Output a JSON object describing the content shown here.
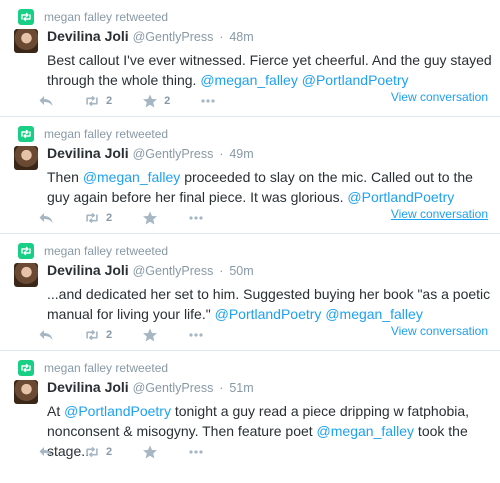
{
  "tweets": [
    {
      "retweet_label": "megan falley retweeted",
      "name": "Devilina Joli",
      "handle": "@GentlyPress",
      "time": "48m",
      "text_parts": [
        {
          "t": "Best callout I've ever witnessed. Fierce yet cheerful. And the guy stayed through the whole thing. ",
          "m": false
        },
        {
          "t": "@megan_falley",
          "m": true
        },
        {
          "t": " ",
          "m": false
        },
        {
          "t": "@PortlandPoetry",
          "m": true
        }
      ],
      "retweets": "2",
      "favorites": "2",
      "view_conversation": "View conversation"
    },
    {
      "retweet_label": "megan falley retweeted",
      "name": "Devilina Joli",
      "handle": "@GentlyPress",
      "time": "49m",
      "text_parts": [
        {
          "t": "Then ",
          "m": false
        },
        {
          "t": "@megan_falley",
          "m": true
        },
        {
          "t": " proceeded to slay on the mic. Called out to the guy again before her final piece. It was glorious. ",
          "m": false
        },
        {
          "t": "@PortlandPoetry",
          "m": true
        }
      ],
      "retweets": "2",
      "favorites": "",
      "view_conversation": "View conversation"
    },
    {
      "retweet_label": "megan falley retweeted",
      "name": "Devilina Joli",
      "handle": "@GentlyPress",
      "time": "50m",
      "text_parts": [
        {
          "t": "...and dedicated her set to him. Suggested buying her book \"as a poetic manual for living your life.\" ",
          "m": false
        },
        {
          "t": "@PortlandPoetry",
          "m": true
        },
        {
          "t": " ",
          "m": false
        },
        {
          "t": "@megan_falley",
          "m": true
        }
      ],
      "retweets": "2",
      "favorites": "",
      "view_conversation": "View conversation"
    },
    {
      "retweet_label": "megan falley retweeted",
      "name": "Devilina Joli",
      "handle": "@GentlyPress",
      "time": "51m",
      "text_parts": [
        {
          "t": "At ",
          "m": false
        },
        {
          "t": "@PortlandPoetry",
          "m": true
        },
        {
          "t": " tonight a guy read a piece dripping w fatphobia, nonconsent & misogyny. Then feature poet ",
          "m": false
        },
        {
          "t": "@megan_falley",
          "m": true
        },
        {
          "t": " took the stage...",
          "m": false
        }
      ],
      "retweets": "2",
      "favorites": "",
      "view_conversation": ""
    }
  ],
  "separator": "·",
  "icons": {
    "retweet_badge": "retweet-icon",
    "reply": "reply-icon",
    "retweet": "retweet-icon",
    "favorite": "star-icon",
    "more": "more-icon"
  },
  "colors": {
    "link": "#1da1f2",
    "muted": "#8899a6",
    "retweet_badge": "#19cf86",
    "text": "#292f33"
  }
}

- EXERCISE DESCRIPTION
Copy every line of the data word for word, omitting the images.

- OUTPUT OF THE EXERCISE
Output a JSON object describing the content shown here.
{
  "tweets": [
    {
      "retweet_label": "megan falley retweeted",
      "name": "Devilina Joli",
      "handle": "@GentlyPress",
      "time": "48m",
      "text_parts": [
        {
          "t": "Best callout I've ever witnessed. Fierce yet cheerful. And the guy stayed through the whole thing. ",
          "m": false
        },
        {
          "t": "@megan_falley",
          "m": true
        },
        {
          "t": " ",
          "m": false
        },
        {
          "t": "@PortlandPoetry",
          "m": true
        }
      ],
      "retweets": "2",
      "favorites": "2",
      "view_conversation": "View conversation"
    },
    {
      "retweet_label": "megan falley retweeted",
      "name": "Devilina Joli",
      "handle": "@GentlyPress",
      "time": "49m",
      "text_parts": [
        {
          "t": "Then ",
          "m": false
        },
        {
          "t": "@megan_falley",
          "m": true
        },
        {
          "t": " proceeded to slay on the mic. Called out to the guy again before her final piece. It was glorious. ",
          "m": false
        },
        {
          "t": "@PortlandPoetry",
          "m": true
        }
      ],
      "retweets": "2",
      "favorites": "",
      "view_conversation": "View conversation"
    },
    {
      "retweet_label": "megan falley retweeted",
      "name": "Devilina Joli",
      "handle": "@GentlyPress",
      "time": "50m",
      "text_parts": [
        {
          "t": "...and dedicated her set to him. Suggested buying her book \"as a poetic manual for living your life.\" ",
          "m": false
        },
        {
          "t": "@PortlandPoetry",
          "m": true
        },
        {
          "t": " ",
          "m": false
        },
        {
          "t": "@megan_falley",
          "m": true
        }
      ],
      "retweets": "2",
      "favorites": "",
      "view_conversation": "View conversation"
    },
    {
      "retweet_label": "megan falley retweeted",
      "name": "Devilina Joli",
      "handle": "@GentlyPress",
      "time": "51m",
      "text_parts": [
        {
          "t": "At ",
          "m": false
        },
        {
          "t": "@PortlandPoetry",
          "m": true
        },
        {
          "t": " tonight a guy read a piece dripping w fatphobia, nonconsent & misogyny. Then feature poet ",
          "m": false
        },
        {
          "t": "@megan_falley",
          "m": true
        },
        {
          "t": " took the stage...",
          "m": false
        }
      ],
      "retweets": "2",
      "favorites": "",
      "view_conversation": ""
    }
  ],
  "separator": "·",
  "icons": {
    "retweet_badge": "retweet-icon",
    "reply": "reply-icon",
    "retweet": "retweet-icon",
    "favorite": "star-icon",
    "more": "more-icon"
  },
  "colors": {
    "link": "#1da1f2",
    "muted": "#8899a6",
    "retweet_badge": "#19cf86",
    "text": "#292f33"
  }
}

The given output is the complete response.